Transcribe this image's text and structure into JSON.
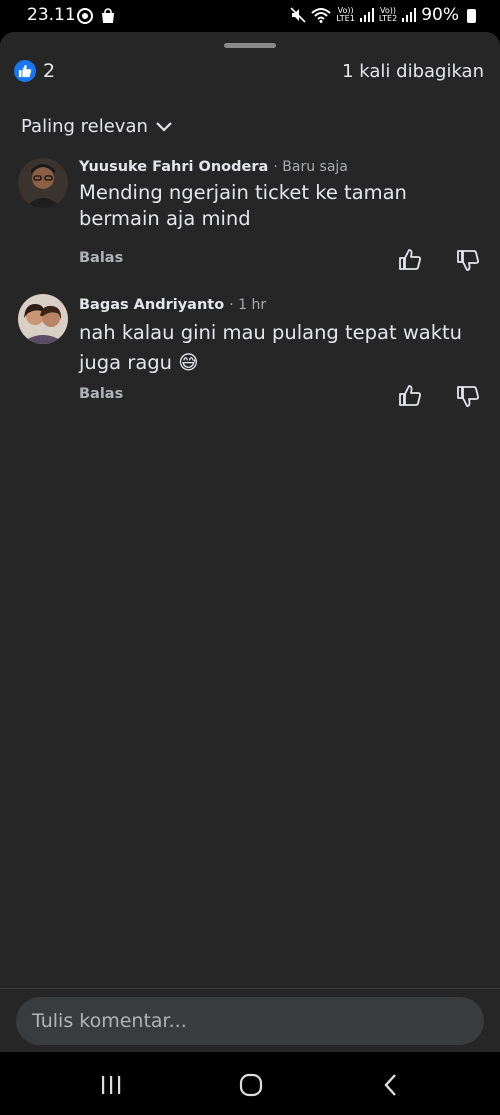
{
  "status_bar": {
    "time": "23.11",
    "battery": "90%",
    "lte1": "LTE1",
    "lte2": "LTE2",
    "volte": "Vo))"
  },
  "header": {
    "like_count": "2",
    "shares": "1 kali dibagikan"
  },
  "sort": {
    "label": "Paling relevan"
  },
  "comments": [
    {
      "author": "Yuusuke Fahri Onodera",
      "time": "· Baru saja",
      "text": "Mending ngerjain ticket ke taman bermain aja mind",
      "reply": "Balas"
    },
    {
      "author": "Bagas Andriyanto",
      "time": "· 1 hr",
      "text": "nah kalau gini mau pulang tepat waktu juga ragu 😅",
      "reply": "Balas"
    }
  ],
  "composer": {
    "placeholder": "Tulis komentar..."
  },
  "colors": {
    "sheet_bg": "#262626",
    "like_blue": "#1877f2",
    "input_bg": "#3a3b3c"
  }
}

++++++++++++++++++++

◆ Stated goal ◆
With the pictures left out, transcribe the material exactly.

◆ Worked answer ◆
Transcribe this image's text and structure into JSON.
{
  "status_bar": {
    "time": "23.11",
    "battery": "90%",
    "lte1": "LTE1",
    "lte2": "LTE2",
    "volte": "Vo))"
  },
  "header": {
    "like_count": "2",
    "shares": "1 kali dibagikan"
  },
  "sort": {
    "label": "Paling relevan"
  },
  "comments": [
    {
      "author": "Yuusuke Fahri Onodera",
      "time": "· Baru saja",
      "text": "Mending ngerjain ticket ke taman bermain aja mind",
      "reply": "Balas"
    },
    {
      "author": "Bagas Andriyanto",
      "time": "· 1 hr",
      "text": "nah kalau gini mau pulang tepat waktu juga ragu 😅",
      "reply": "Balas"
    }
  ],
  "composer": {
    "placeholder": "Tulis komentar..."
  },
  "colors": {
    "sheet_bg": "#262626",
    "like_blue": "#1877f2",
    "input_bg": "#3a3b3c"
  }
}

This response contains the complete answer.